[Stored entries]
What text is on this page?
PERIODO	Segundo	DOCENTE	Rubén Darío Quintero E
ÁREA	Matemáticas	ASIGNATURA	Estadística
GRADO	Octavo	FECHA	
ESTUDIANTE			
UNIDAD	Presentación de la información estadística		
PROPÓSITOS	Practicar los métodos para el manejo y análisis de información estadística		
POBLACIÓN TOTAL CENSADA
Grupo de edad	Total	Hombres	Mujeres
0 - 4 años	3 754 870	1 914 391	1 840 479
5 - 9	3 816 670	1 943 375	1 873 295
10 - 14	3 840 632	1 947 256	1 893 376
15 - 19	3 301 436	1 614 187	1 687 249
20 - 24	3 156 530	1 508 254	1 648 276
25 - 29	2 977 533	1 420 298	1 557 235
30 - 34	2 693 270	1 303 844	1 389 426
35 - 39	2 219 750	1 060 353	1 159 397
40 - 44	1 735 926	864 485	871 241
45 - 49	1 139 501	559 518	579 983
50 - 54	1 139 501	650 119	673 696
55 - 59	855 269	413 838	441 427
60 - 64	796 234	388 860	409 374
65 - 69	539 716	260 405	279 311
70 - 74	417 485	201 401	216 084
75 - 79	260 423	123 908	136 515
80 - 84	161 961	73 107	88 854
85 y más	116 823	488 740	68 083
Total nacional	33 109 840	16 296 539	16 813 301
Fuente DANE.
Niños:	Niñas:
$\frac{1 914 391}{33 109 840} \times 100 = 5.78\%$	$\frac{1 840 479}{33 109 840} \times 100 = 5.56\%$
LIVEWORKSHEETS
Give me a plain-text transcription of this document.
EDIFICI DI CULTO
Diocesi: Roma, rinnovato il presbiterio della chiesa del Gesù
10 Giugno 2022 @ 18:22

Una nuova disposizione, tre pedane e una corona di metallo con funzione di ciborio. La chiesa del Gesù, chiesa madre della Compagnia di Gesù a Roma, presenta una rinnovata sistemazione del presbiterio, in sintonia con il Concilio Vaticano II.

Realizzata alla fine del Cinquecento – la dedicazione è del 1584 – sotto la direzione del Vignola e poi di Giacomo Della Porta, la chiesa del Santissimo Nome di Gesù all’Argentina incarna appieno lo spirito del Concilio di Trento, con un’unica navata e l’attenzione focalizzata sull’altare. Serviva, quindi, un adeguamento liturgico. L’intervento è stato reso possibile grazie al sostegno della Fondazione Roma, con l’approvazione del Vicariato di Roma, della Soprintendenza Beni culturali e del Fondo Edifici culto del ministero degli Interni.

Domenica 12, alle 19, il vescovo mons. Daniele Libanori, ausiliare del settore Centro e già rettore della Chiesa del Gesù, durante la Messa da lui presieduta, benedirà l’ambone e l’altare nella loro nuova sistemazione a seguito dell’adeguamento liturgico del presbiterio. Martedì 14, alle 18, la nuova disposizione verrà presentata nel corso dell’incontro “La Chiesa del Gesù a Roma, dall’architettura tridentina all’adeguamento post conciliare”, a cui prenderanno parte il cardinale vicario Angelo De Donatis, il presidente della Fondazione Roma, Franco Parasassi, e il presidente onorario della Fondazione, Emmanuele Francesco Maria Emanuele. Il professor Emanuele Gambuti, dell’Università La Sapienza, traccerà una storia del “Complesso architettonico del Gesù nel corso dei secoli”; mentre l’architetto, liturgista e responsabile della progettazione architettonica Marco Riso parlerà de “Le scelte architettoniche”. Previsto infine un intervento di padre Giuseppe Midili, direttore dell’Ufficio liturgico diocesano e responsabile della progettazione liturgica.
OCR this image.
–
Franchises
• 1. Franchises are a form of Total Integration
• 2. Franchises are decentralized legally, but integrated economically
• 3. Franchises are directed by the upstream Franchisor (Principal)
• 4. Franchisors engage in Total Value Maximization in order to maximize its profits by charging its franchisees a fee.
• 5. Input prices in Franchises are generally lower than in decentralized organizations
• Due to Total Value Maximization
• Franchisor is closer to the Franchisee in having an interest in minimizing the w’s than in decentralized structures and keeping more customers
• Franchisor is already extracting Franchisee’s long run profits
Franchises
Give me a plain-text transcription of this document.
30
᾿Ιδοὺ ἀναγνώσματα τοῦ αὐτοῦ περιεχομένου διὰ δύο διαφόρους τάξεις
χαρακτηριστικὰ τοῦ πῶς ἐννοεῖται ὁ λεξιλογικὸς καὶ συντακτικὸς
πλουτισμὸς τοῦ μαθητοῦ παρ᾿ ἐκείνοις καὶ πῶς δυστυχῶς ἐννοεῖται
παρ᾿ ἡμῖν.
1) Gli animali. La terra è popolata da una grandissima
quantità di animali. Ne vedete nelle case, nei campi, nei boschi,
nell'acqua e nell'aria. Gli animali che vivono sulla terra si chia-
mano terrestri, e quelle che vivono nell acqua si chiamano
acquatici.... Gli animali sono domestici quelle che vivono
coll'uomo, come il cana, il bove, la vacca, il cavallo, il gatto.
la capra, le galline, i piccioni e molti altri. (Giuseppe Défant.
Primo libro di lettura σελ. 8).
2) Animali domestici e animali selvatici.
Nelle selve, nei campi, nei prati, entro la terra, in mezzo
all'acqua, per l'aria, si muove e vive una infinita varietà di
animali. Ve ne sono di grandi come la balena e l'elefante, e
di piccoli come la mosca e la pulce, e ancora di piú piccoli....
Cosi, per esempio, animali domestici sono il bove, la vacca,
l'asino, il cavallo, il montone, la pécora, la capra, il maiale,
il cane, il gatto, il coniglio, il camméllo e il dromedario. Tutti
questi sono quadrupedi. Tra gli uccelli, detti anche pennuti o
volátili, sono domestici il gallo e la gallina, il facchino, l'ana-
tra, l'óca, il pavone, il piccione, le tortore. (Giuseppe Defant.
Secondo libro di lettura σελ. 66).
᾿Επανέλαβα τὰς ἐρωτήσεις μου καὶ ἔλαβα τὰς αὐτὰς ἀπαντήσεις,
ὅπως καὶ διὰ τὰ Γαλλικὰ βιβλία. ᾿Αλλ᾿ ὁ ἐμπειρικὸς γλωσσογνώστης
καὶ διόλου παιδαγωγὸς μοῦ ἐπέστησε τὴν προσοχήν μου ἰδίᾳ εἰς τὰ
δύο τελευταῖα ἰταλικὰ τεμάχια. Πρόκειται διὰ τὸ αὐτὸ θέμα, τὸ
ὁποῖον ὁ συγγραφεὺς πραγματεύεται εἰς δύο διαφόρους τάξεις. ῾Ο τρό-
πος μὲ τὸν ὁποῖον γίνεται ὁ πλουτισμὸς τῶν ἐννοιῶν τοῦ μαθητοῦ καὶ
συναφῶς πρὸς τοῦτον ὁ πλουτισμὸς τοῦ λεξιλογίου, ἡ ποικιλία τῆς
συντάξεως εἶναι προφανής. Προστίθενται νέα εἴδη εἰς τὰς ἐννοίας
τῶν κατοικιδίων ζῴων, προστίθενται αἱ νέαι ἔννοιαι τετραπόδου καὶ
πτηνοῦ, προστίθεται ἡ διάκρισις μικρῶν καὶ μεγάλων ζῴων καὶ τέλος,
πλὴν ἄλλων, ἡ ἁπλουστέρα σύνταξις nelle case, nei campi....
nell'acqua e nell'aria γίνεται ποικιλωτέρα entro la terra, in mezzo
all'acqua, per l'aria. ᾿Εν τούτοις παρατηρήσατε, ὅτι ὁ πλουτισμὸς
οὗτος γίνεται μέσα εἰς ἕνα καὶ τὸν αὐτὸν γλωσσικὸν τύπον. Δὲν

Work to be completed: Reproduce the listing above verbatim, from first line to last.

Output for this exercise:
What text is on this page?
PERIODO	Segundo	DOCENTE	Rubén Darío Quintero E
ÁREA	Matemáticas	ASIGNATURA	Estadística
GRADO	Octavo	FECHA	
ESTUDIANTE			
UNIDAD	Presentación de la información estadística		
PROPÓSITOS	Practicar los métodos para el manejo y análisis de información estadística		
POBLACIÓN TOTAL CENSADA
Grupo de edad	Total	Hombres	Mujeres
0 - 4 años	3 754 870	1 914 391	1 840 479
5 - 9	3 816 670	1 943 375	1 873 295
10 - 14	3 840 632	1 947 256	1 893 376
15 - 19	3 301 436	1 614 187	1 687 249
20 - 24	3 156 530	1 508 254	1 648 276
25 - 29	2 977 533	1 420 298	1 557 235
30 - 34	2 693 270	1 303 844	1 389 426
35 - 39	2 219 750	1 060 353	1 159 397
40 - 44	1 735 926	864 485	871 241
45 - 49	1 139 501	559 518	579 983
50 - 54	1 139 501	650 119	673 696
55 - 59	855 269	413 838	441 427
60 - 64	796 234	388 860	409 374
65 - 69	539 716	260 405	279 311
70 - 74	417 485	201 401	216 084
75 - 79	260 423	123 908	136 515
80 - 84	161 961	73 107	88 854
85 y más	116 823	488 740	68 083
Total nacional	33 109 840	16 296 539	16 813 301
Fuente DANE.
Niños:	Niñas:
$\frac{1 914 391}{33 109 840} \times 100 = 5.78\%$	$\frac{1 840 479}{33 109 840} \times 100 = 5.56\%$
LIVEWORKSHEETS
Give me a plain-text transcription of this document.
EDIFICI DI CULTO
Diocesi: Roma, rinnovato il presbiterio della chiesa del Gesù
10 Giugno 2022 @ 18:22

Una nuova disposizione, tre pedane e una corona di metallo con funzione di ciborio. La chiesa del Gesù, chiesa madre della Compagnia di Gesù a Roma, presenta una rinnovata sistemazione del presbiterio, in sintonia con il Concilio Vaticano II.

Realizzata alla fine del Cinquecento – la dedicazione è del 1584 – sotto la direzione del Vignola e poi di Giacomo Della Porta, la chiesa del Santissimo Nome di Gesù all’Argentina incarna appieno lo spirito del Concilio di Trento, con un’unica navata e l’attenzione focalizzata sull’altare. Serviva, quindi, un adeguamento liturgico. L’intervento è stato reso possibile grazie al sostegno della Fondazione Roma, con l’approvazione del Vicariato di Roma, della Soprintendenza Beni culturali e del Fondo Edifici culto del ministero degli Interni.

Domenica 12, alle 19, il vescovo mons. Daniele Libanori, ausiliare del settore Centro e già rettore della Chiesa del Gesù, durante la Messa da lui presieduta, benedirà l’ambone e l’altare nella loro nuova sistemazione a seguito dell’adeguamento liturgico del presbiterio. Martedì 14, alle 18, la nuova disposizione verrà presentata nel corso dell’incontro “La Chiesa del Gesù a Roma, dall’architettura tridentina all’adeguamento post conciliare”, a cui prenderanno parte il cardinale vicario Angelo De Donatis, il presidente della Fondazione Roma, Franco Parasassi, e il presidente onorario della Fondazione, Emmanuele Francesco Maria Emanuele. Il professor Emanuele Gambuti, dell’Università La Sapienza, traccerà una storia del “Complesso architettonico del Gesù nel corso dei secoli”; mentre l’architetto, liturgista e responsabile della progettazione architettonica Marco Riso parlerà de “Le scelte architettoniche”. Previsto infine un intervento di padre Giuseppe Midili, direttore dell’Ufficio liturgico diocesano e responsabile della progettazione liturgica.
OCR this image.
–
Franchises
• 1. Franchises are a form of Total Integration
• 2. Franchises are decentralized legally, but integrated economically
• 3. Franchises are directed by the upstream Franchisor (Principal)
• 4. Franchisors engage in Total Value Maximization in order to maximize its profits by charging its franchisees a fee.
• 5. Input prices in Franchises are generally lower than in decentralized organizations
• Due to Total Value Maximization
• Franchisor is closer to the Franchisee in having an interest in minimizing the w’s than in decentralized structures and keeping more customers
• Franchisor is already extracting Franchisee’s long run profits
Franchises
Give me a plain-text transcription of this document.
30
᾿Ιδοὺ ἀναγνώσματα τοῦ αὐτοῦ περιεχομένου διὰ δύο διαφόρους τάξεις
χαρακτηριστικὰ τοῦ πῶς ἐννοεῖται ὁ λεξιλογικὸς καὶ συντακτικὸς
πλουτισμὸς τοῦ μαθητοῦ παρ᾿ ἐκείνοις καὶ πῶς δυστυχῶς ἐννοεῖται
παρ᾿ ἡμῖν.
1) Gli animali. La terra è popolata da una grandissima
quantità di animali. Ne vedete nelle case, nei campi, nei boschi,
nell'acqua e nell'aria. Gli animali che vivono sulla terra si chia-
mano terrestri, e quelle che vivono nell acqua si chiamano
acquatici.... Gli animali sono domestici quelle che vivono
coll'uomo, come il cana, il bove, la vacca, il cavallo, il gatto.
la capra, le galline, i piccioni e molti altri. (Giuseppe Défant.
Primo libro di lettura σελ. 8).
2) Animali domestici e animali selvatici.
Nelle selve, nei campi, nei prati, entro la terra, in mezzo
all'acqua, per l'aria, si muove e vive una infinita varietà di
animali. Ve ne sono di grandi come la balena e l'elefante, e
di piccoli come la mosca e la pulce, e ancora di piú piccoli....
Cosi, per esempio, animali domestici sono il bove, la vacca,
l'asino, il cavallo, il montone, la pécora, la capra, il maiale,
il cane, il gatto, il coniglio, il camméllo e il dromedario. Tutti
questi sono quadrupedi. Tra gli uccelli, detti anche pennuti o
volátili, sono domestici il gallo e la gallina, il facchino, l'ana-
tra, l'óca, il pavone, il piccione, le tortore. (Giuseppe Defant.
Secondo libro di lettura σελ. 66).
᾿Επανέλαβα τὰς ἐρωτήσεις μου καὶ ἔλαβα τὰς αὐτὰς ἀπαντήσεις,
ὅπως καὶ διὰ τὰ Γαλλικὰ βιβλία. ᾿Αλλ᾿ ὁ ἐμπειρικὸς γλωσσογνώστης
καὶ διόλου παιδαγωγὸς μοῦ ἐπέστησε τὴν προσοχήν μου ἰδίᾳ εἰς τὰ
δύο τελευταῖα ἰταλικὰ τεμάχια. Πρόκειται διὰ τὸ αὐτὸ θέμα, τὸ
ὁποῖον ὁ συγγραφεὺς πραγματεύεται εἰς δύο διαφόρους τάξεις. ῾Ο τρό-
πος μὲ τὸν ὁποῖον γίνεται ὁ πλουτισμὸς τῶν ἐννοιῶν τοῦ μαθητοῦ καὶ
συναφῶς πρὸς τοῦτον ὁ πλουτισμὸς τοῦ λεξιλογίου, ἡ ποικιλία τῆς
συντάξεως εἶναι προφανής. Προστίθενται νέα εἴδη εἰς τὰς ἐννοίας
τῶν κατοικιδίων ζῴων, προστίθενται αἱ νέαι ἔννοιαι τετραπόδου καὶ
πτηνοῦ, προστίθεται ἡ διάκρισις μικρῶν καὶ μεγάλων ζῴων καὶ τέλος,
πλὴν ἄλλων, ἡ ἁπλουστέρα σύνταξις nelle case, nei campi....
nell'acqua e nell'aria γίνεται ποικιλωτέρα entro la terra, in mezzo
all'acqua, per l'aria. ᾿Εν τούτοις παρατηρήσατε, ὅτι ὁ πλουτισμὸς
οὗτος γίνεται μέσα εἰς ἕνα καὶ τὸν αὐτὸν γλωσσικὸν τύπον. Δὲν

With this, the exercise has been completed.